Write the data out again exactly, with no pictures.
=-=-=
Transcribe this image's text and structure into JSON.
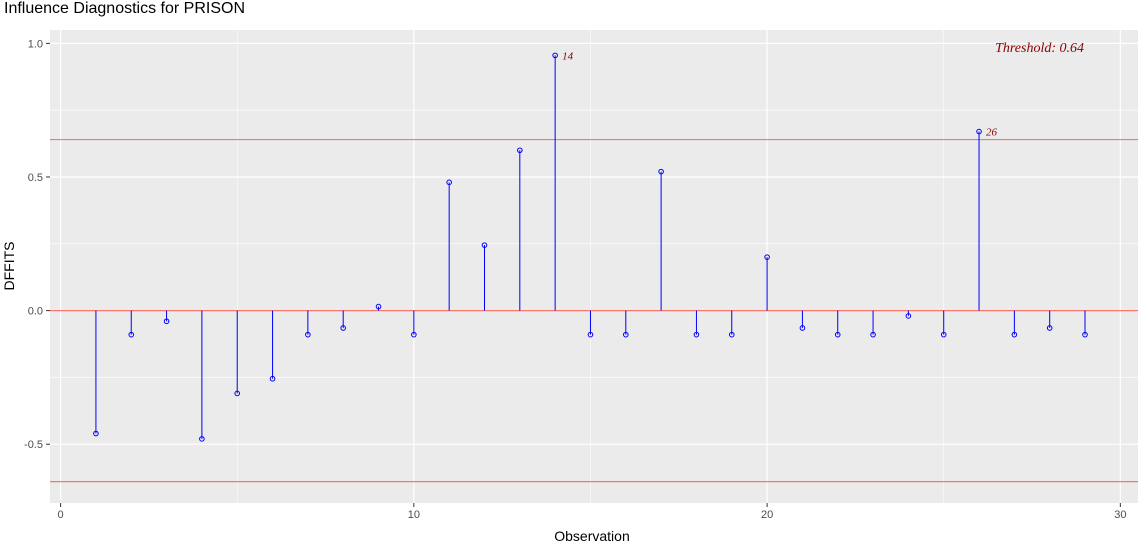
{
  "chart_data": {
    "type": "scatter",
    "title": "Influence Diagnostics for PRISON",
    "xlabel": "Observation",
    "ylabel": "DFFITS",
    "xlim": [
      -0.3,
      30.5
    ],
    "ylim": [
      -0.72,
      1.05
    ],
    "xticks": [
      0,
      10,
      20,
      30
    ],
    "yticks": [
      -0.5,
      0.0,
      0.5,
      1.0
    ],
    "xtick_labels": [
      "0",
      "10",
      "20",
      "30"
    ],
    "ytick_labels": [
      "-0.5",
      "0.0",
      "0.5",
      "1.0"
    ],
    "threshold": 0.64,
    "threshold_label": "Threshold: 0.64",
    "grid": true,
    "x": [
      1,
      2,
      3,
      4,
      5,
      6,
      7,
      8,
      9,
      10,
      11,
      12,
      13,
      14,
      15,
      16,
      17,
      18,
      19,
      20,
      21,
      22,
      23,
      24,
      25,
      26,
      27,
      28,
      29
    ],
    "y": [
      -0.46,
      -0.09,
      -0.04,
      -0.48,
      -0.31,
      -0.255,
      -0.09,
      -0.065,
      0.015,
      -0.09,
      0.48,
      0.245,
      0.6,
      0.955,
      -0.09,
      -0.09,
      0.52,
      -0.09,
      -0.09,
      0.2,
      -0.065,
      -0.09,
      -0.09,
      -0.02,
      -0.09,
      0.67,
      -0.09,
      -0.065,
      -0.09
    ],
    "labeled_points": [
      {
        "x": 14,
        "label": "14"
      },
      {
        "x": 26,
        "label": "26"
      }
    ],
    "colors": {
      "stem": "#0000ff",
      "reference_line": "#f8766d",
      "panel": "#ebebeb",
      "label": "#8b0000"
    }
  }
}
=-=-=
> TASK RESPONSE
Transcribe this image's text and structure into JSON.
{
  "chart_data": {
    "type": "scatter",
    "title": "Influence Diagnostics for PRISON",
    "xlabel": "Observation",
    "ylabel": "DFFITS",
    "xlim": [
      -0.3,
      30.5
    ],
    "ylim": [
      -0.72,
      1.05
    ],
    "xticks": [
      0,
      10,
      20,
      30
    ],
    "yticks": [
      -0.5,
      0.0,
      0.5,
      1.0
    ],
    "xtick_labels": [
      "0",
      "10",
      "20",
      "30"
    ],
    "ytick_labels": [
      "-0.5",
      "0.0",
      "0.5",
      "1.0"
    ],
    "threshold": 0.64,
    "threshold_label": "Threshold: 0.64",
    "grid": true,
    "x": [
      1,
      2,
      3,
      4,
      5,
      6,
      7,
      8,
      9,
      10,
      11,
      12,
      13,
      14,
      15,
      16,
      17,
      18,
      19,
      20,
      21,
      22,
      23,
      24,
      25,
      26,
      27,
      28,
      29
    ],
    "y": [
      -0.46,
      -0.09,
      -0.04,
      -0.48,
      -0.31,
      -0.255,
      -0.09,
      -0.065,
      0.015,
      -0.09,
      0.48,
      0.245,
      0.6,
      0.955,
      -0.09,
      -0.09,
      0.52,
      -0.09,
      -0.09,
      0.2,
      -0.065,
      -0.09,
      -0.09,
      -0.02,
      -0.09,
      0.67,
      -0.09,
      -0.065,
      -0.09
    ],
    "labeled_points": [
      {
        "x": 14,
        "label": "14"
      },
      {
        "x": 26,
        "label": "26"
      }
    ],
    "colors": {
      "stem": "#0000ff",
      "reference_line": "#f8766d",
      "panel": "#ebebeb",
      "label": "#8b0000"
    }
  }
}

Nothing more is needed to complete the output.